Your task is to restate the data word for word.

Dataset items
----------------
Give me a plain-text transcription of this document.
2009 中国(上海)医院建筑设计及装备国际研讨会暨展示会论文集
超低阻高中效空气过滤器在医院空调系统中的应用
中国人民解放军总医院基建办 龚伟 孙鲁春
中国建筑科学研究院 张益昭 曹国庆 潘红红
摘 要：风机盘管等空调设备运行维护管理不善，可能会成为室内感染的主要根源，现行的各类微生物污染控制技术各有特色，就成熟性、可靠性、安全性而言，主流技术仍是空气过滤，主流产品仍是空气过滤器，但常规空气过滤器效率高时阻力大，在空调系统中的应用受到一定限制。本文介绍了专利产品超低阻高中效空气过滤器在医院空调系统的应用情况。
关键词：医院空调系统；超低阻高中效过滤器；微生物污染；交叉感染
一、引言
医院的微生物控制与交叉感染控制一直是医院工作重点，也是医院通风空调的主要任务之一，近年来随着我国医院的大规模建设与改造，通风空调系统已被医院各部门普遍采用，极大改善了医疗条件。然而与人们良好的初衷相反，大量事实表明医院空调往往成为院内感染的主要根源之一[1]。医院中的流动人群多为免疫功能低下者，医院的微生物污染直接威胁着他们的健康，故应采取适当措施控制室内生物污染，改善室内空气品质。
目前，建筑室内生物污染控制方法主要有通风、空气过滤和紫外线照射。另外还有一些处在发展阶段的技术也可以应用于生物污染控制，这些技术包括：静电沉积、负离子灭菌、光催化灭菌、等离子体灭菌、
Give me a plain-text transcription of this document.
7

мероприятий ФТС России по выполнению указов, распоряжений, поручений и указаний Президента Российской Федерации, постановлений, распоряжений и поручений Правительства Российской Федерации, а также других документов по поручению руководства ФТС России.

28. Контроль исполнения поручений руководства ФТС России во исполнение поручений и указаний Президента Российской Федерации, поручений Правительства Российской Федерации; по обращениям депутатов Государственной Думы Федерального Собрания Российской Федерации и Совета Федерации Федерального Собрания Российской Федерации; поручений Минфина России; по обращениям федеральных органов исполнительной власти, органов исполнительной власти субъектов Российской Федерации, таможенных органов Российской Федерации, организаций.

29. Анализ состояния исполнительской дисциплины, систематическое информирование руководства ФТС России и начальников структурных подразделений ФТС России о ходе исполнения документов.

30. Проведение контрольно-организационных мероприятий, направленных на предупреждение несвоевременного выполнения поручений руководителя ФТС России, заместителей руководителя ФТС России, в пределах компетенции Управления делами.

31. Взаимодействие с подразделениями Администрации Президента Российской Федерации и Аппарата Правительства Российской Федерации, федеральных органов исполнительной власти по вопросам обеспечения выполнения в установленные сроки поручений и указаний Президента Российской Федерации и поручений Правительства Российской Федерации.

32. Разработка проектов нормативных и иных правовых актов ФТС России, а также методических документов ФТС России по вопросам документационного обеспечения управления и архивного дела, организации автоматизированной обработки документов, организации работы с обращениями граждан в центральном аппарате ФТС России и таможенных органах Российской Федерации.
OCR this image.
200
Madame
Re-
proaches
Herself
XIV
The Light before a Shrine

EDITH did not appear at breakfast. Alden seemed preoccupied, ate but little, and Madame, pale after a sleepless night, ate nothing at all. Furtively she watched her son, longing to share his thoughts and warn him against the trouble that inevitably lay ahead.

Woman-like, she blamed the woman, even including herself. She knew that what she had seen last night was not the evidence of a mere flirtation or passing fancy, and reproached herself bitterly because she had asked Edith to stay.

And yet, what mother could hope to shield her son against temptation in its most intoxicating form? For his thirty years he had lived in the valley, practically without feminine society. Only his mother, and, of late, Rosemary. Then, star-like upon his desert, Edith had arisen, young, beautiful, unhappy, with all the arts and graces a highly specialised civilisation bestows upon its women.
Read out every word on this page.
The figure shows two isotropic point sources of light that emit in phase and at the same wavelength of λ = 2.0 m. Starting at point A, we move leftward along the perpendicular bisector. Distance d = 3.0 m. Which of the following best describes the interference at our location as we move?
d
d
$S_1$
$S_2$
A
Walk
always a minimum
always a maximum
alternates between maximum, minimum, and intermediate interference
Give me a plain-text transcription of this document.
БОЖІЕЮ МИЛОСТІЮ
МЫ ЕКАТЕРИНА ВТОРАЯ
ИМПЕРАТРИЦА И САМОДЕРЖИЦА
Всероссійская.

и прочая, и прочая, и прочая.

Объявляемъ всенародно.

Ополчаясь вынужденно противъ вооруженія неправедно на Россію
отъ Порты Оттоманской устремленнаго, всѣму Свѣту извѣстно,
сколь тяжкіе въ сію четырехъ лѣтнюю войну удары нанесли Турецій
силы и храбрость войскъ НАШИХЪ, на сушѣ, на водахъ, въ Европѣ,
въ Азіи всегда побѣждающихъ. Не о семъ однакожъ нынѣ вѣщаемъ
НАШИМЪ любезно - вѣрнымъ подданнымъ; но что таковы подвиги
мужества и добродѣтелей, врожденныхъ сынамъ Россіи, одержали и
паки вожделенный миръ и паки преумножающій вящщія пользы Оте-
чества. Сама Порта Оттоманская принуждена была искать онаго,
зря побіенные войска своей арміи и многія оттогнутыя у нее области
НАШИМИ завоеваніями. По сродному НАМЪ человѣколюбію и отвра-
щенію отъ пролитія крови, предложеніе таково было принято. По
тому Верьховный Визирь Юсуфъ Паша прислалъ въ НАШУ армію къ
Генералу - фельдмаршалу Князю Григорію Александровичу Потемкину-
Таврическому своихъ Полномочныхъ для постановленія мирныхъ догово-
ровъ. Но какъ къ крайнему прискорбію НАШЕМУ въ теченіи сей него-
----------------
Answer for this exercise ::
Give me a plain-text transcription of this document.
2009 中国(上海)医院建筑设计及装备国际研讨会暨展示会论文集
超低阻高中效空气过滤器在医院空调系统中的应用
中国人民解放军总医院基建办 龚伟 孙鲁春
中国建筑科学研究院 张益昭 曹国庆 潘红红
摘 要：风机盘管等空调设备运行维护管理不善，可能会成为室内感染的主要根源，现行的各类微生物污染控制技术各有特色，就成熟性、可靠性、安全性而言，主流技术仍是空气过滤，主流产品仍是空气过滤器，但常规空气过滤器效率高时阻力大，在空调系统中的应用受到一定限制。本文介绍了专利产品超低阻高中效空气过滤器在医院空调系统的应用情况。
关键词：医院空调系统；超低阻高中效过滤器；微生物污染；交叉感染
一、引言
医院的微生物控制与交叉感染控制一直是医院工作重点，也是医院通风空调的主要任务之一，近年来随着我国医院的大规模建设与改造，通风空调系统已被医院各部门普遍采用，极大改善了医疗条件。然而与人们良好的初衷相反，大量事实表明医院空调往往成为院内感染的主要根源之一[1]。医院中的流动人群多为免疫功能低下者，医院的微生物污染直接威胁着他们的健康，故应采取适当措施控制室内生物污染，改善室内空气品质。
目前，建筑室内生物污染控制方法主要有通风、空气过滤和紫外线照射。另外还有一些处在发展阶段的技术也可以应用于生物污染控制，这些技术包括：静电沉积、负离子灭菌、光催化灭菌、等离子体灭菌、
Give me a plain-text transcription of this document.
7

мероприятий ФТС России по выполнению указов, распоряжений, поручений и указаний Президента Российской Федерации, постановлений, распоряжений и поручений Правительства Российской Федерации, а также других документов по поручению руководства ФТС России.

28. Контроль исполнения поручений руководства ФТС России во исполнение поручений и указаний Президента Российской Федерации, поручений Правительства Российской Федерации; по обращениям депутатов Государственной Думы Федерального Собрания Российской Федерации и Совета Федерации Федерального Собрания Российской Федерации; поручений Минфина России; по обращениям федеральных органов исполнительной власти, органов исполнительной власти субъектов Российской Федерации, таможенных органов Российской Федерации, организаций.

29. Анализ состояния исполнительской дисциплины, систематическое информирование руководства ФТС России и начальников структурных подразделений ФТС России о ходе исполнения документов.

30. Проведение контрольно-организационных мероприятий, направленных на предупреждение несвоевременного выполнения поручений руководителя ФТС России, заместителей руководителя ФТС России, в пределах компетенции Управления делами.

31. Взаимодействие с подразделениями Администрации Президента Российской Федерации и Аппарата Правительства Российской Федерации, федеральных органов исполнительной власти по вопросам обеспечения выполнения в установленные сроки поручений и указаний Президента Российской Федерации и поручений Правительства Российской Федерации.

32. Разработка проектов нормативных и иных правовых актов ФТС России, а также методических документов ФТС России по вопросам документационного обеспечения управления и архивного дела, организации автоматизированной обработки документов, организации работы с обращениями граждан в центральном аппарате ФТС России и таможенных органах Российской Федерации.
OCR this image.
200
Madame
Re-
proaches
Herself
XIV
The Light before a Shrine

EDITH did not appear at breakfast. Alden seemed preoccupied, ate but little, and Madame, pale after a sleepless night, ate nothing at all. Furtively she watched her son, longing to share his thoughts and warn him against the trouble that inevitably lay ahead.

Woman-like, she blamed the woman, even including herself. She knew that what she had seen last night was not the evidence of a mere flirtation or passing fancy, and reproached herself bitterly because she had asked Edith to stay.

And yet, what mother could hope to shield her son against temptation in its most intoxicating form? For his thirty years he had lived in the valley, practically without feminine society. Only his mother, and, of late, Rosemary. Then, star-like upon his desert, Edith had arisen, young, beautiful, unhappy, with all the arts and graces a highly specialised civilisation bestows upon its women.
Read out every word on this page.
The figure shows two isotropic point sources of light that emit in phase and at the same wavelength of λ = 2.0 m. Starting at point A, we move leftward along the perpendicular bisector. Distance d = 3.0 m. Which of the following best describes the interference at our location as we move?
d
d
$S_1$
$S_2$
A
Walk
always a minimum
always a maximum
alternates between maximum, minimum, and intermediate interference
Give me a plain-text transcription of this document.
БОЖІЕЮ МИЛОСТІЮ
МЫ ЕКАТЕРИНА ВТОРАЯ
ИМПЕРАТРИЦА И САМОДЕРЖИЦА
Всероссійская.

и прочая, и прочая, и прочая.

Объявляемъ всенародно.

Ополчаясь вынужденно противъ вооруженія неправедно на Россію
отъ Порты Оттоманской устремленнаго, всѣму Свѣту извѣстно,
сколь тяжкіе въ сію четырехъ лѣтнюю войну удары нанесли Турецій
силы и храбрость войскъ НАШИХЪ, на сушѣ, на водахъ, въ Европѣ,
въ Азіи всегда побѣждающихъ. Не о семъ однакожъ нынѣ вѣщаемъ
НАШИМЪ любезно - вѣрнымъ подданнымъ; но что таковы подвиги
мужества и добродѣтелей, врожденныхъ сынамъ Россіи, одержали и
паки вожделенный миръ и паки преумножающій вящщія пользы Оте-
чества. Сама Порта Оттоманская принуждена была искать онаго,
зря побіенные войска своей арміи и многія оттогнутыя у нее области
НАШИМИ завоеваніями. По сродному НАМЪ человѣколюбію и отвра-
щенію отъ пролитія крови, предложеніе таково было принято. По
тому Верьховный Визирь Юсуфъ Паша прислалъ въ НАШУ армію къ
Генералу - фельдмаршалу Князю Григорію Александровичу Потемкину-
Таврическому своихъ Полномочныхъ для постановленія мирныхъ догово-
ровъ. Но какъ къ крайнему прискорбію НАШЕМУ въ теченіи сей него-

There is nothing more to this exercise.